* **Exercise brief**
Omit the pictures, then reproduce every remaining record exactly.

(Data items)
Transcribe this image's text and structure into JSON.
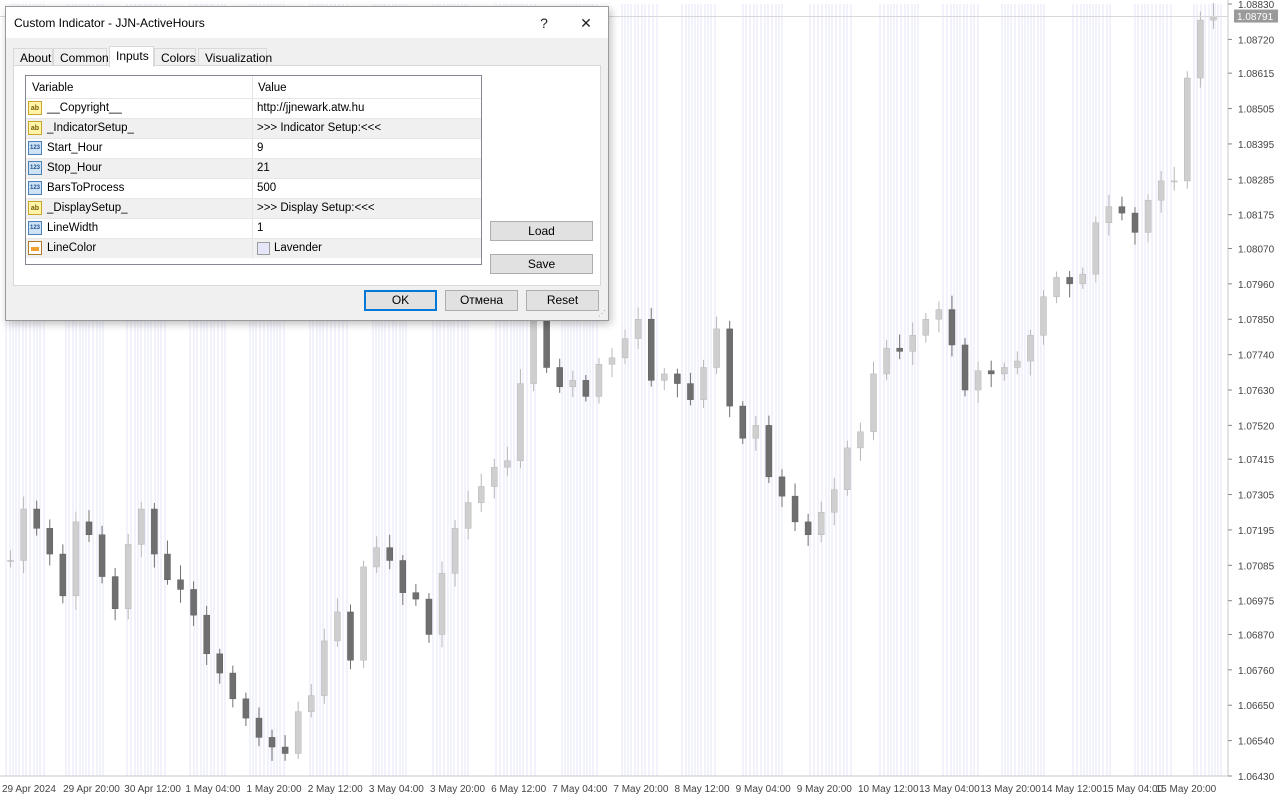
{
  "chart_data": {
    "type": "candlestick",
    "symbol_last_price": "1.08791",
    "y_ticks": [
      "1.08830",
      "1.08720",
      "1.08615",
      "1.08505",
      "1.08395",
      "1.08285",
      "1.08175",
      "1.08070",
      "1.07960",
      "1.07850",
      "1.07740",
      "1.07630",
      "1.07520",
      "1.07415",
      "1.07305",
      "1.07195",
      "1.07085",
      "1.06975",
      "1.06870",
      "1.06760",
      "1.06650",
      "1.06540",
      "1.06430"
    ],
    "x_ticks": [
      "29 Apr 2024",
      "29 Apr 20:00",
      "30 Apr 12:00",
      "1 May 04:00",
      "1 May 20:00",
      "2 May 12:00",
      "3 May 04:00",
      "3 May 20:00",
      "6 May 12:00",
      "7 May 04:00",
      "7 May 20:00",
      "8 May 12:00",
      "9 May 04:00",
      "9 May 20:00",
      "10 May 12:00",
      "13 May 04:00",
      "13 May 20:00",
      "14 May 12:00",
      "15 May 04:00",
      "15 May 20:00"
    ],
    "ylim": [
      1.0643,
      1.0883
    ],
    "highlight_color": "#e6e6fa",
    "closes": [
      1.071,
      1.0726,
      1.072,
      1.0712,
      1.0699,
      1.0722,
      1.0718,
      1.0705,
      1.0695,
      1.0715,
      1.0726,
      1.0712,
      1.0704,
      1.0701,
      1.0693,
      1.0681,
      1.0675,
      1.0667,
      1.0661,
      1.0655,
      1.0652,
      1.065,
      1.0663,
      1.0668,
      1.0685,
      1.0694,
      1.0679,
      1.0708,
      1.0714,
      1.071,
      1.07,
      1.0698,
      1.0687,
      1.0706,
      1.072,
      1.0728,
      1.0733,
      1.0739,
      1.0741,
      1.0765,
      1.0792,
      1.077,
      1.0764,
      1.0766,
      1.0761,
      1.0771,
      1.0773,
      1.0779,
      1.0785,
      1.0766,
      1.0768,
      1.0765,
      1.076,
      1.077,
      1.0782,
      1.0758,
      1.0748,
      1.0752,
      1.0736,
      1.073,
      1.0722,
      1.0718,
      1.0725,
      1.0732,
      1.0745,
      1.075,
      1.0768,
      1.0776,
      1.0775,
      1.078,
      1.0785,
      1.0788,
      1.0777,
      1.0763,
      1.0769,
      1.0768,
      1.077,
      1.0772,
      1.078,
      1.0792,
      1.0798,
      1.0796,
      1.0799,
      1.0815,
      1.082,
      1.0818,
      1.0812,
      1.0822,
      1.0828,
      1.0828,
      1.086,
      1.0878,
      1.0879
    ]
  },
  "dialog": {
    "title": "Custom Indicator - JJN-ActiveHours",
    "help_glyph": "?",
    "close_glyph": "✕",
    "tabs": [
      "About",
      "Common",
      "Inputs",
      "Colors",
      "Visualization"
    ],
    "active_tab": "Inputs",
    "columns": {
      "variable": "Variable",
      "value": "Value"
    },
    "rows": [
      {
        "type": "ab",
        "icon_text": "ab",
        "variable": "__Copyright__",
        "value": "http://jjnewark.atw.hu"
      },
      {
        "type": "ab",
        "icon_text": "ab",
        "variable": "_IndicatorSetup_",
        "value": ">>> Indicator Setup:<<<"
      },
      {
        "type": "num",
        "icon_text": "123",
        "variable": "Start_Hour",
        "value": "9"
      },
      {
        "type": "num",
        "icon_text": "123",
        "variable": "Stop_Hour",
        "value": "21"
      },
      {
        "type": "num",
        "icon_text": "123",
        "variable": "BarsToProcess",
        "value": "500"
      },
      {
        "type": "ab",
        "icon_text": "ab",
        "variable": "_DisplaySetup_",
        "value": ">>> Display Setup:<<<"
      },
      {
        "type": "num",
        "icon_text": "123",
        "variable": "LineWidth",
        "value": "1"
      },
      {
        "type": "color",
        "icon_text": "",
        "variable": "LineColor",
        "value": "Lavender",
        "swatch": "#e6e6fa"
      }
    ],
    "load_label": "Load",
    "save_label": "Save",
    "ok_label": "OK",
    "cancel_label": "Отмена",
    "reset_label": "Reset"
  }
}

* **Correct answer**
Transcribe this image's text and structure into JSON.
{
  "chart_data": {
    "type": "candlestick",
    "symbol_last_price": "1.08791",
    "y_ticks": [
      "1.08830",
      "1.08720",
      "1.08615",
      "1.08505",
      "1.08395",
      "1.08285",
      "1.08175",
      "1.08070",
      "1.07960",
      "1.07850",
      "1.07740",
      "1.07630",
      "1.07520",
      "1.07415",
      "1.07305",
      "1.07195",
      "1.07085",
      "1.06975",
      "1.06870",
      "1.06760",
      "1.06650",
      "1.06540",
      "1.06430"
    ],
    "x_ticks": [
      "29 Apr 2024",
      "29 Apr 20:00",
      "30 Apr 12:00",
      "1 May 04:00",
      "1 May 20:00",
      "2 May 12:00",
      "3 May 04:00",
      "3 May 20:00",
      "6 May 12:00",
      "7 May 04:00",
      "7 May 20:00",
      "8 May 12:00",
      "9 May 04:00",
      "9 May 20:00",
      "10 May 12:00",
      "13 May 04:00",
      "13 May 20:00",
      "14 May 12:00",
      "15 May 04:00",
      "15 May 20:00"
    ],
    "ylim": [
      1.0643,
      1.0883
    ],
    "highlight_color": "#e6e6fa",
    "closes": [
      1.071,
      1.0726,
      1.072,
      1.0712,
      1.0699,
      1.0722,
      1.0718,
      1.0705,
      1.0695,
      1.0715,
      1.0726,
      1.0712,
      1.0704,
      1.0701,
      1.0693,
      1.0681,
      1.0675,
      1.0667,
      1.0661,
      1.0655,
      1.0652,
      1.065,
      1.0663,
      1.0668,
      1.0685,
      1.0694,
      1.0679,
      1.0708,
      1.0714,
      1.071,
      1.07,
      1.0698,
      1.0687,
      1.0706,
      1.072,
      1.0728,
      1.0733,
      1.0739,
      1.0741,
      1.0765,
      1.0792,
      1.077,
      1.0764,
      1.0766,
      1.0761,
      1.0771,
      1.0773,
      1.0779,
      1.0785,
      1.0766,
      1.0768,
      1.0765,
      1.076,
      1.077,
      1.0782,
      1.0758,
      1.0748,
      1.0752,
      1.0736,
      1.073,
      1.0722,
      1.0718,
      1.0725,
      1.0732,
      1.0745,
      1.075,
      1.0768,
      1.0776,
      1.0775,
      1.078,
      1.0785,
      1.0788,
      1.0777,
      1.0763,
      1.0769,
      1.0768,
      1.077,
      1.0772,
      1.078,
      1.0792,
      1.0798,
      1.0796,
      1.0799,
      1.0815,
      1.082,
      1.0818,
      1.0812,
      1.0822,
      1.0828,
      1.0828,
      1.086,
      1.0878,
      1.0879
    ]
  },
  "dialog": {
    "title": "Custom Indicator - JJN-ActiveHours",
    "help_glyph": "?",
    "close_glyph": "✕",
    "tabs": [
      "About",
      "Common",
      "Inputs",
      "Colors",
      "Visualization"
    ],
    "active_tab": "Inputs",
    "columns": {
      "variable": "Variable",
      "value": "Value"
    },
    "rows": [
      {
        "type": "ab",
        "icon_text": "ab",
        "variable": "__Copyright__",
        "value": "http://jjnewark.atw.hu"
      },
      {
        "type": "ab",
        "icon_text": "ab",
        "variable": "_IndicatorSetup_",
        "value": ">>> Indicator Setup:<<<"
      },
      {
        "type": "num",
        "icon_text": "123",
        "variable": "Start_Hour",
        "value": "9"
      },
      {
        "type": "num",
        "icon_text": "123",
        "variable": "Stop_Hour",
        "value": "21"
      },
      {
        "type": "num",
        "icon_text": "123",
        "variable": "BarsToProcess",
        "value": "500"
      },
      {
        "type": "ab",
        "icon_text": "ab",
        "variable": "_DisplaySetup_",
        "value": ">>> Display Setup:<<<"
      },
      {
        "type": "num",
        "icon_text": "123",
        "variable": "LineWidth",
        "value": "1"
      },
      {
        "type": "color",
        "icon_text": "",
        "variable": "LineColor",
        "value": "Lavender",
        "swatch": "#e6e6fa"
      }
    ],
    "load_label": "Load",
    "save_label": "Save",
    "ok_label": "OK",
    "cancel_label": "Отмена",
    "reset_label": "Reset"
  }
}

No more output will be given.